**EXERCISE INSTRUCTIONS**
Copy the rows below word for word, from the first one through the line holding "x-tick-label: 30 <box>633 709 650 724</box>", including that line.
======== THE INPUT ========
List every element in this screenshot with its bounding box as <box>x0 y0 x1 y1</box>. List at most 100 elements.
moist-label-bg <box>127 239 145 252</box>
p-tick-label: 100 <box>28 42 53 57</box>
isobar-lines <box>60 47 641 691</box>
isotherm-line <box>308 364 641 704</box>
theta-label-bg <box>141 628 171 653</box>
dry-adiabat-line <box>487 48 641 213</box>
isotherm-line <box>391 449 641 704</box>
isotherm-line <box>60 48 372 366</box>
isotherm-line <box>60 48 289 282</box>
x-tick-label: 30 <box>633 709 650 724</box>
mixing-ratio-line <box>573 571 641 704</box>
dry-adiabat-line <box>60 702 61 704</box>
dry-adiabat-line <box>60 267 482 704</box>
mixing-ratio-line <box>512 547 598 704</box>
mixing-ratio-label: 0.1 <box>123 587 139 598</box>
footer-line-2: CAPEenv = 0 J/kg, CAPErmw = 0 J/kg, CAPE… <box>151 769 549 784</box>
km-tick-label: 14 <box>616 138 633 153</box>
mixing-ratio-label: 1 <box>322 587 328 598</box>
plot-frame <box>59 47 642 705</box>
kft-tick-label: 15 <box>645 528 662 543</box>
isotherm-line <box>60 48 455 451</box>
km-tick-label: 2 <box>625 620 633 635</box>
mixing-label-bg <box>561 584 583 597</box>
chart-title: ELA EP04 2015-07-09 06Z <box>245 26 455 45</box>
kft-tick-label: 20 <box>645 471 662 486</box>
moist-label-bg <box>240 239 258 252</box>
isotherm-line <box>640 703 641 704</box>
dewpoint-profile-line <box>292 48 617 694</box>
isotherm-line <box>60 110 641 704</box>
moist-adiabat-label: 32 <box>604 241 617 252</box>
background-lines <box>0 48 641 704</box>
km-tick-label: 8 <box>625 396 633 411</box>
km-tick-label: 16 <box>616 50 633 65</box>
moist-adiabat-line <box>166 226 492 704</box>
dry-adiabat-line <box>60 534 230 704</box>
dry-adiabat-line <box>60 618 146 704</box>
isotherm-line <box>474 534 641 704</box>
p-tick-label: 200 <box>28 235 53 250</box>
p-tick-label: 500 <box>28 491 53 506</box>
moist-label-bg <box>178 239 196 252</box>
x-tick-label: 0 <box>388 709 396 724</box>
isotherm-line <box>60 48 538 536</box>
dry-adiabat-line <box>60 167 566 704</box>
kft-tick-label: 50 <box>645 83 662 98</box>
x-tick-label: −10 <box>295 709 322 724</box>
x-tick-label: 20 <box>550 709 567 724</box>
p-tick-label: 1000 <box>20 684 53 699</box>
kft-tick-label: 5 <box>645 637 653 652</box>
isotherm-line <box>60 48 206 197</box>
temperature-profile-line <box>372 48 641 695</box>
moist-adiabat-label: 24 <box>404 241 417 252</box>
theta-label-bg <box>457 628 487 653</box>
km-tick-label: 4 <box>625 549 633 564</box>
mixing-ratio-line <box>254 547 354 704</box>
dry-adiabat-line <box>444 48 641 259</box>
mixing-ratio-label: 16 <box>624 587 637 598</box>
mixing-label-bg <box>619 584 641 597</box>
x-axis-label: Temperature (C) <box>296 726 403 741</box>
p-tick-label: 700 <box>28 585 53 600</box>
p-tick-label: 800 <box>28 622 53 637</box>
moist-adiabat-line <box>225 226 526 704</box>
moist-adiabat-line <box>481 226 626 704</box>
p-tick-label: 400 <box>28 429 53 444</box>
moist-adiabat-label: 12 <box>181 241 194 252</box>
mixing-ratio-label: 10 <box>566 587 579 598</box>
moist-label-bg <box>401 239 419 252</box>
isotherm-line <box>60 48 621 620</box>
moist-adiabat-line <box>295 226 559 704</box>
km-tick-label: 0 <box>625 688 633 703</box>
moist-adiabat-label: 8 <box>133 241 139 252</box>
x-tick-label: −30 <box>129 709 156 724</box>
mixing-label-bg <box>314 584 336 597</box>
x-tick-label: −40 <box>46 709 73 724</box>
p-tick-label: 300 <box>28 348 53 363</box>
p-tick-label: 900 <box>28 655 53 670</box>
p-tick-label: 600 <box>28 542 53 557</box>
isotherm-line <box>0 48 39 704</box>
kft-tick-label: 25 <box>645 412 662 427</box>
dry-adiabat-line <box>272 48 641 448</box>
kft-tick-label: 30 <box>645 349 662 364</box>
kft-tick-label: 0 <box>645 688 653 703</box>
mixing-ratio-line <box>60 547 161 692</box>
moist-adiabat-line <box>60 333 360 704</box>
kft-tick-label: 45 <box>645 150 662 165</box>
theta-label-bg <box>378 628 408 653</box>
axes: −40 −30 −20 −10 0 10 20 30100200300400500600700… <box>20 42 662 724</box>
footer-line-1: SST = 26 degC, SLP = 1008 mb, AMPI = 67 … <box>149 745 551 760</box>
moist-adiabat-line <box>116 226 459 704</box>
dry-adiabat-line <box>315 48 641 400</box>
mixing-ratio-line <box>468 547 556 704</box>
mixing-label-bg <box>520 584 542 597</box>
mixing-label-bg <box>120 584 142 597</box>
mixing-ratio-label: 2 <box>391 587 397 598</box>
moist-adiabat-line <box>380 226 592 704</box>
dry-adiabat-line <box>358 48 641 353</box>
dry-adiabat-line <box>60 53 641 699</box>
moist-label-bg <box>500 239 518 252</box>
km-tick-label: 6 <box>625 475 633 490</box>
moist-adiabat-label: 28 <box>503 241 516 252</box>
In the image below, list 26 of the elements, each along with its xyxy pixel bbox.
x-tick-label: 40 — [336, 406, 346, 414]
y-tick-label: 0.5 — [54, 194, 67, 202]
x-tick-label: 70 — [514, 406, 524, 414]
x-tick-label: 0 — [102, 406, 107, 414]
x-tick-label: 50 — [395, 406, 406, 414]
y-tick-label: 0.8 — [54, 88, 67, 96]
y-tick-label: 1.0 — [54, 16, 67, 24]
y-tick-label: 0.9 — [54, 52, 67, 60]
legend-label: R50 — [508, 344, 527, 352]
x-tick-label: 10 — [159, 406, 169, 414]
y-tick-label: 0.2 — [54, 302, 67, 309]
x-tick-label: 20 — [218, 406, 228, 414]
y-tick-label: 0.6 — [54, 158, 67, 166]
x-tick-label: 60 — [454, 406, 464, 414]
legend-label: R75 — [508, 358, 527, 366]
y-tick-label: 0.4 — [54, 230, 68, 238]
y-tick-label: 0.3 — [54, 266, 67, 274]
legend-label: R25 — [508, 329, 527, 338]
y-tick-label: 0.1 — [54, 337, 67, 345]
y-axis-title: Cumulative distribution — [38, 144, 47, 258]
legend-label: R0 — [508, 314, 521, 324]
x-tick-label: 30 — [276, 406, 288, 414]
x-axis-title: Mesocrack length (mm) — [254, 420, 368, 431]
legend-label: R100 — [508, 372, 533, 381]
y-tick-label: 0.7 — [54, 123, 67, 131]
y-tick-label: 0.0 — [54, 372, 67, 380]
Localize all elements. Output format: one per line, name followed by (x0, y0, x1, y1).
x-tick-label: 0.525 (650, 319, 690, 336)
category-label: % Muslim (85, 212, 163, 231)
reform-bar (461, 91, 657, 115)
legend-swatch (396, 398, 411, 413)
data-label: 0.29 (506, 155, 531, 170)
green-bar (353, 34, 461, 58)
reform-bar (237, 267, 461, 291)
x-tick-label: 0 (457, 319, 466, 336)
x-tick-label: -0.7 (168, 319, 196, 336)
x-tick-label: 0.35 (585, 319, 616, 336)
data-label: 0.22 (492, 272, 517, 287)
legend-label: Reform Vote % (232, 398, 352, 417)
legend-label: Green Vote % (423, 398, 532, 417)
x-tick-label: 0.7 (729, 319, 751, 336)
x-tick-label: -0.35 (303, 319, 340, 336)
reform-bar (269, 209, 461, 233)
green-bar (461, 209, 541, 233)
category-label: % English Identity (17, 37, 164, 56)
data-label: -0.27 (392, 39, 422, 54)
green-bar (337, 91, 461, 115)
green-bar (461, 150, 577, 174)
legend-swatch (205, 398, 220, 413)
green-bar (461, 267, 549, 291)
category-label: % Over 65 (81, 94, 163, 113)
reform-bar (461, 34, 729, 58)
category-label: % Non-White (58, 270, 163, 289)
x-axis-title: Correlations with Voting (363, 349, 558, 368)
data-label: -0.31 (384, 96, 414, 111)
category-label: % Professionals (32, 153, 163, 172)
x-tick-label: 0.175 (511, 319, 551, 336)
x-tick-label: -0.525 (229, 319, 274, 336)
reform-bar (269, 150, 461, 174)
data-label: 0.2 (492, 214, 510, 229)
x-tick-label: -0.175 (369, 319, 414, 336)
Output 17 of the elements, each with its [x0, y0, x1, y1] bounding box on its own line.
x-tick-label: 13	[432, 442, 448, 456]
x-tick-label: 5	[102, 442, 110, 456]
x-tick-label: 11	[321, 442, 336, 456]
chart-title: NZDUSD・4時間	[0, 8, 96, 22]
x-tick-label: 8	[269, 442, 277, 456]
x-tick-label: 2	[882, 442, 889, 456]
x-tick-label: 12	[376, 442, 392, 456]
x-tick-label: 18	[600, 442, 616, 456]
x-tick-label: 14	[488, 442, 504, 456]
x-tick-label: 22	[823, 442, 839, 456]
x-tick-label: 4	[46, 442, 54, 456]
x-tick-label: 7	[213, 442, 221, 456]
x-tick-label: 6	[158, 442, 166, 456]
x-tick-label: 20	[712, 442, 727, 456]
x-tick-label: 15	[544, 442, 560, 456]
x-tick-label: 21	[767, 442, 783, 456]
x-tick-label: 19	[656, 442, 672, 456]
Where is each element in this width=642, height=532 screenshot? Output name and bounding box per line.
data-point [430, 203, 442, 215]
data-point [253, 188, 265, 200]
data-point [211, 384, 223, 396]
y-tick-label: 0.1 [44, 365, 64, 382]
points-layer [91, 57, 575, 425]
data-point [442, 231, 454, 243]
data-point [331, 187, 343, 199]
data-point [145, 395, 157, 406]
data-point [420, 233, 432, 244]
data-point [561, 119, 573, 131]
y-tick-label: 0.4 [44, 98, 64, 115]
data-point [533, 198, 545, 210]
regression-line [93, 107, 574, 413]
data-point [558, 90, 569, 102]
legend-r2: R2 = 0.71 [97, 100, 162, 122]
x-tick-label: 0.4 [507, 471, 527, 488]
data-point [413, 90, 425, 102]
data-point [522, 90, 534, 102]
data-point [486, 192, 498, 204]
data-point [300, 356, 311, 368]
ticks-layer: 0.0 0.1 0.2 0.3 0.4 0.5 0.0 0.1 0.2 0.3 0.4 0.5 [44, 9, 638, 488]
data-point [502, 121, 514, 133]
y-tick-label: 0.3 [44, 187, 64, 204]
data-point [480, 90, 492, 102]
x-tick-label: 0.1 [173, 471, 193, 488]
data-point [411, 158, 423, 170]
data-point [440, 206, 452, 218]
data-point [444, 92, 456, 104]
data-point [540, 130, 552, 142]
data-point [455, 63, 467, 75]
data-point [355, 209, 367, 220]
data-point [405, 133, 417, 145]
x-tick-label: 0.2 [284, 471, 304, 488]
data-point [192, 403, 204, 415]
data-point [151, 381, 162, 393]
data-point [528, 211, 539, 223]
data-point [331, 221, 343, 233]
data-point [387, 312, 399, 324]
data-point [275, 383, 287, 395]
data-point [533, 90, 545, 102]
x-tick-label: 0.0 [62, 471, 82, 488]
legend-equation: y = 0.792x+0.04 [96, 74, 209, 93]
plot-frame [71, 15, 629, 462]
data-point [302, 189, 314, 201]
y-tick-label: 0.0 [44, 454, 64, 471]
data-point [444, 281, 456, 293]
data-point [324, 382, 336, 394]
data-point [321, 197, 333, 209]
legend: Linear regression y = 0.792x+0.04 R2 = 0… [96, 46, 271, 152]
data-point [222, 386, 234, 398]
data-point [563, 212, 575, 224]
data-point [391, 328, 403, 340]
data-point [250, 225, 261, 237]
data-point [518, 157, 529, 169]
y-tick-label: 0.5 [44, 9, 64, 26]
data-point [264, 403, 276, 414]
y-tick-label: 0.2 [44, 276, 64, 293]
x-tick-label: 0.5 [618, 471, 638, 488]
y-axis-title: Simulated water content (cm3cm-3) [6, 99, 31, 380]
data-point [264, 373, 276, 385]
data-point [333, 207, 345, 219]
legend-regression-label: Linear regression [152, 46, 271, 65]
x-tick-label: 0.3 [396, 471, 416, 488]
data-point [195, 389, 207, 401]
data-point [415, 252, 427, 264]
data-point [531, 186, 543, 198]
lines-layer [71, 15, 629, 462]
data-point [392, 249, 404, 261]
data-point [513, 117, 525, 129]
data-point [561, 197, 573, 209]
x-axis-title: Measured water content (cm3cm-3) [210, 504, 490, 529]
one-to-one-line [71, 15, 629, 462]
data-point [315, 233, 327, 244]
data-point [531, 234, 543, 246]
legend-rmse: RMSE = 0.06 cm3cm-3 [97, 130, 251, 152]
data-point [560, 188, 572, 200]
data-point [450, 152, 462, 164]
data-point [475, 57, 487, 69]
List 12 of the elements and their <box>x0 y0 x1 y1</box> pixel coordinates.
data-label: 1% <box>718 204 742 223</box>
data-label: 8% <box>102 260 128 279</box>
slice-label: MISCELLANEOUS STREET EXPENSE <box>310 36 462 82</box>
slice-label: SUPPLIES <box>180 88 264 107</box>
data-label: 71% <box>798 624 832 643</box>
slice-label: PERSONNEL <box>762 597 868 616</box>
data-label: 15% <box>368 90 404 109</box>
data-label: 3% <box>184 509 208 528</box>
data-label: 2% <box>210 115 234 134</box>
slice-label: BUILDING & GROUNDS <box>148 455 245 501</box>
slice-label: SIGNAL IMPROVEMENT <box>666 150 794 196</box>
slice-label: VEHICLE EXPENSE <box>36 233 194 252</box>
========
**FULL OUTPUT**
List every element in this screenshot with its bounding box as <box>x0 y0 x1 y1</box>. List at most 100 elements.
moist-label-bg <box>127 239 145 252</box>
p-tick-label: 100 <box>28 42 53 57</box>
isobar-lines <box>60 47 641 691</box>
isotherm-line <box>308 364 641 704</box>
theta-label-bg <box>141 628 171 653</box>
dry-adiabat-line <box>487 48 641 213</box>
isotherm-line <box>391 449 641 704</box>
isotherm-line <box>60 48 372 366</box>
isotherm-line <box>60 48 289 282</box>
x-tick-label: 30 <box>633 709 650 724</box>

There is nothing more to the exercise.